**What to do**:
Reproduce all of the data word for word.

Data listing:
▶

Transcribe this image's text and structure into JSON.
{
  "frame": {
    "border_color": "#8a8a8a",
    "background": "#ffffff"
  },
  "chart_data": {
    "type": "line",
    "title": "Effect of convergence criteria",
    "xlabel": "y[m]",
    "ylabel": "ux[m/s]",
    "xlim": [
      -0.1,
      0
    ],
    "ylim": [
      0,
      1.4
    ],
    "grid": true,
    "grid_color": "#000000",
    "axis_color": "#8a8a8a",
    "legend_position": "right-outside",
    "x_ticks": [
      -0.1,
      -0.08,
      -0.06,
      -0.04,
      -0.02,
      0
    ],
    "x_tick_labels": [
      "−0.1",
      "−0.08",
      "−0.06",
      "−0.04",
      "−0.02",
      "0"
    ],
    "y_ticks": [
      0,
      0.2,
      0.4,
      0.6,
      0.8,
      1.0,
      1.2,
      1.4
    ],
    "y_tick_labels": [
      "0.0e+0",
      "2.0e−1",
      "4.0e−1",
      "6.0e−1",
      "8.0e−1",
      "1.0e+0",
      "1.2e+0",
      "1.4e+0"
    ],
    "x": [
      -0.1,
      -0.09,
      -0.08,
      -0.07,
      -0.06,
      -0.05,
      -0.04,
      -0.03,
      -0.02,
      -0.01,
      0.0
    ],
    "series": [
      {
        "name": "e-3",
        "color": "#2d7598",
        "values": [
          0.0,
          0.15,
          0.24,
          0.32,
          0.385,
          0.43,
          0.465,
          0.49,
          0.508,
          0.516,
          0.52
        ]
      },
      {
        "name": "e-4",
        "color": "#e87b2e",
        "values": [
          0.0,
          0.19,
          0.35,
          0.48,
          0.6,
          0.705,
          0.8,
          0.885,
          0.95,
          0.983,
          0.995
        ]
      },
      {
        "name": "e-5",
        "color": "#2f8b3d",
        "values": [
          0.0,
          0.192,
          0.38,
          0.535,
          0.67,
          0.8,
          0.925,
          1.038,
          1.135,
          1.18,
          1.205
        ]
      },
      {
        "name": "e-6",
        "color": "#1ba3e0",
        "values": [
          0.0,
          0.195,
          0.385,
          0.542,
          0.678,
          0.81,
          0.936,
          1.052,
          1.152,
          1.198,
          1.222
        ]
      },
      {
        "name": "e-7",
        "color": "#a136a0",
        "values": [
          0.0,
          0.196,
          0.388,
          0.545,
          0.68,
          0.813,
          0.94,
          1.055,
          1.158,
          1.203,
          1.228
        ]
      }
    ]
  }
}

◀

**Solution to this problem**:
Transcribe this image's text and structure into JSON.
{
  "frame": {
    "border_color": "#8a8a8a",
    "background": "#ffffff"
  },
  "chart_data": {
    "type": "line",
    "title": "Effect of convergence criteria",
    "xlabel": "y[m]",
    "ylabel": "ux[m/s]",
    "xlim": [
      -0.1,
      0
    ],
    "ylim": [
      0,
      1.4
    ],
    "grid": true,
    "grid_color": "#000000",
    "axis_color": "#8a8a8a",
    "legend_position": "right-outside",
    "x_ticks": [
      -0.1,
      -0.08,
      -0.06,
      -0.04,
      -0.02,
      0
    ],
    "x_tick_labels": [
      "−0.1",
      "−0.08",
      "−0.06",
      "−0.04",
      "−0.02",
      "0"
    ],
    "y_ticks": [
      0,
      0.2,
      0.4,
      0.6,
      0.8,
      1.0,
      1.2,
      1.4
    ],
    "y_tick_labels": [
      "0.0e+0",
      "2.0e−1",
      "4.0e−1",
      "6.0e−1",
      "8.0e−1",
      "1.0e+0",
      "1.2e+0",
      "1.4e+0"
    ],
    "x": [
      -0.1,
      -0.09,
      -0.08,
      -0.07,
      -0.06,
      -0.05,
      -0.04,
      -0.03,
      -0.02,
      -0.01,
      0.0
    ],
    "series": [
      {
        "name": "e-3",
        "color": "#2d7598",
        "values": [
          0.0,
          0.15,
          0.24,
          0.32,
          0.385,
          0.43,
          0.465,
          0.49,
          0.508,
          0.516,
          0.52
        ]
      },
      {
        "name": "e-4",
        "color": "#e87b2e",
        "values": [
          0.0,
          0.19,
          0.35,
          0.48,
          0.6,
          0.705,
          0.8,
          0.885,
          0.95,
          0.983,
          0.995
        ]
      },
      {
        "name": "e-5",
        "color": "#2f8b3d",
        "values": [
          0.0,
          0.192,
          0.38,
          0.535,
          0.67,
          0.8,
          0.925,
          1.038,
          1.135,
          1.18,
          1.205
        ]
      },
      {
        "name": "e-6",
        "color": "#1ba3e0",
        "values": [
          0.0,
          0.195,
          0.385,
          0.542,
          0.678,
          0.81,
          0.936,
          1.052,
          1.152,
          1.198,
          1.222
        ]
      },
      {
        "name": "e-7",
        "color": "#a136a0",
        "values": [
          0.0,
          0.196,
          0.388,
          0.545,
          0.68,
          0.813,
          0.94,
          1.055,
          1.158,
          1.203,
          1.228
        ]
      }
    ]
  }
}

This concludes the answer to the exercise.